───── GIVEN INFORMATION ─────

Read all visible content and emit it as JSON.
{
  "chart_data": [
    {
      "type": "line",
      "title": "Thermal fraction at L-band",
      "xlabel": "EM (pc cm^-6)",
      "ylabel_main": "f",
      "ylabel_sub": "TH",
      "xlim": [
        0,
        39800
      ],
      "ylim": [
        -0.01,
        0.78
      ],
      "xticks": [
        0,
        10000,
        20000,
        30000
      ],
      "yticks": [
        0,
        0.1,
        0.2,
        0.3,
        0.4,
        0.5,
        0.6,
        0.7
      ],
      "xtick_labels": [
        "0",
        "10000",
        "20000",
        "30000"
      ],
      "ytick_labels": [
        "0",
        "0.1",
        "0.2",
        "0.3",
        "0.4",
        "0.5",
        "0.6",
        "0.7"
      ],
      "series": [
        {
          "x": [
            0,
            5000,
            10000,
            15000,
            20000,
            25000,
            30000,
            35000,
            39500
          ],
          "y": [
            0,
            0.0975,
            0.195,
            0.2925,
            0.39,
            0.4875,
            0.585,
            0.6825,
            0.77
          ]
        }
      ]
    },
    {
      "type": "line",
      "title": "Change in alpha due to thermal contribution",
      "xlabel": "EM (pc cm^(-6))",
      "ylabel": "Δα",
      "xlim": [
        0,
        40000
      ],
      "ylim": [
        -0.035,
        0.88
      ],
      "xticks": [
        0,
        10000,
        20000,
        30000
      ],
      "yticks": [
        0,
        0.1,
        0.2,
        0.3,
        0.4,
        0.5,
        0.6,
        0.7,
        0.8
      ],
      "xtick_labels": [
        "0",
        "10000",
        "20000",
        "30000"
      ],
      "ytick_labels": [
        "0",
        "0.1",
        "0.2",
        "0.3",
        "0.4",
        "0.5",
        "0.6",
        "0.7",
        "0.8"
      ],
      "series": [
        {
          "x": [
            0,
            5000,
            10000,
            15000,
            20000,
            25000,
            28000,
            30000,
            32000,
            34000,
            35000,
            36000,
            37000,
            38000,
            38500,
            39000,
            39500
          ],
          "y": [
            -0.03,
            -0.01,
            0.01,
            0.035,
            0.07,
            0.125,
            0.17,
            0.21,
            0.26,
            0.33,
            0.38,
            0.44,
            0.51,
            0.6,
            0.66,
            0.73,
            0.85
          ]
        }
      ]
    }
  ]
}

─────

PROMPT –
From the entries above, copy every line containing the word "title".

RESULT OF THIS TASK –
      "title": "Thermal fraction at L-band",
      "title": "Change in alpha due to thermal contribution",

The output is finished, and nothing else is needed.